ARTICLE:
__________
RewriteCond %{REQUEST_URI} ^/(git/)?(.*).git/.*$
# this makes the RewriteRule match only if there's a match in
# the rewrite map
RewriteCond ${gitolite2gitlab:%2|NOT_FOUND} !NOT_FOUND
RewriteRule ^/(git/)?(.*).git/(.*)$ https://gitlab.torproject.org/${gitolite2gitlab:$2}.git/$3 [R=302,L]

# Fallback everything else to GitLab
RewriteRule (.*) https://gitlab.torproject.org [R=302,L]

gitweb.torproject.org rewrite rules

Those are the vastly more complicated GitWeb to GitLab rewrite rules.

Note that we say "GitWeb" but we were actually not running GitWeb but cgit, as the former didn't actually scale for us.

RewriteEngine on
# this RewriteMap connects the gitweb projects to their GitLab
# equivalent
RewriteMap gitolite2gitlab "txt:/etc/apache2/gitolite2gitlab.txt"

# special rule to process targets of the old spec.tpo site and
# bring them to the right redirect on the new spec.tpo site. that should turn, for example:
#
# https://gitweb.torproject.org/torspec.git/tree/address-spec.txt
#
# into:
#
# https://spec.torproject.org/address-spec
RewriteRule ^/torspec.git/tree/(.*).txt$ https://spec.torproject.org/$1 [R=302]

# list of endpoints taken from cgit's cmd.c

# those two RewriteCond are necessary because we don't move
# all repositories at once. once the migration is completed,
# they can be removed.
#
# and yes, they are copied all over the place below
#
# create a match for the project name to check if the project
# has been moved to GitLab
RewriteCond %{REQUEST_URI} ^/(.*).git(/.*)?$
# this makes the RewriteRule match only if there's a match in
# the rewrite map
RewriteCond ${gitolite2gitlab:%1|NOT_FOUND} !NOT_FOUND
# main project page, like summary below
RewriteRule ^/(.*).git/?$ https://gitlab.torproject.org/${gitolite2gitlab:$1}/ [R=302,L]

# summary
RewriteCond %{REQUEST_URI} ^/(.*).git/.*$
RewriteCond ${gitolite2gitlab:%1|NOT_FOUND} !NOT_FOUND
RewriteRule ^/(.*).git/summary/?$ https://gitlab.torproject.org/${gitolite2gitlab:$1}/ [R=302,L]

# about
RewriteCond %{REQUEST_URI} ^/(.*).git/.*$
RewriteCond ${gitolite2gitlab:%1|NOT_FOUND} !NOT_FOUND
RewriteRule ^/(.*).git/about/?$ https://gitlab.torproject.org/${gitolite2gitlab:$1}/ [R=302,L]

# commit
RewriteCond %{REQUEST_URI} ^/(.*).git/.*$
RewriteCond ${gitolite2gitlab:%1|NOT_FOUND} !NOT_FOUND
RewriteCond "%{QUERY_STRING}" "(.*(?:^|&))id=([^&]*)(&.*)?$"
__________
DATASET EXCERPT:
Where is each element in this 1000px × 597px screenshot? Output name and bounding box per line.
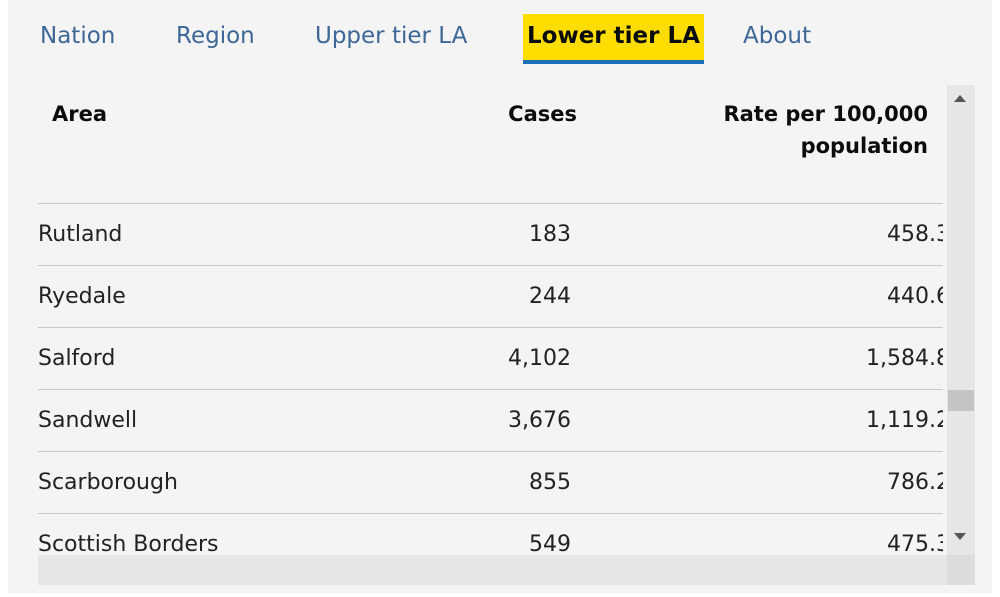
__________
STATED EXERCISE A:
Answer these questions about the rewrite configuration:
(i) What was actually running on gitweb.torproject.org instead of GitWeb?
(ii) Which file does the gitolite2gitlab rewrite map read from?
(iii) Where was the list of endpoints taken from?
STATED EXERCISE B:
Continue the GitWeb-to-GitLab rewrite configuration after its final line.

FINAL ANSWER A:
(i) cgit
(ii) /etc/apache2/gitolite2gitlab.txt
(iii) cgit's cmd.c

FINAL ANSWER B:
RewriteRule ^/(.*).git/commit/? https://gitlab.torproject.org/${gitolite2gitlab:$1}/-/commit/%2 [R=302,L,QSD]
RewriteCond %{REQUEST_URI} ^/(.*).git/.*$
RewriteCond ${gitolite2gitlab:%1|NOT_FOUND} !NOT_FOUND
RewriteRule ^/(.*).git/commit/? https://gitlab.torproject.org/${gitolite2gitlab:$1}/-/commits/HEAD [R=302,L]

# diff, incomplete because can diff arbitrary refs and files in cgit but not in GitLab, hard to parse
RewriteCond %{REQUEST_URI} ^/(.*).git/.*$
RewriteCond ${gitolite2gitlab:%1|NOT_FOUND} !NOT_FOUND
RewriteCond %{QUERY_STRING} id=([^&]*)
RewriteRule ^/(.*).git/diff/? https://gitlab.torproject.org/${gitolite2gitlab:$1}/-/commit/%1 [R=302,L,QSD]

# patch
RewriteCond %{REQUEST_URI} ^/(.*).git/.*$
RewriteCond ${gitolite2gitlab:%1|NOT_FOUND} !NOT_FOUND
RewriteCond %{QUERY_STRING} id=([^&]*)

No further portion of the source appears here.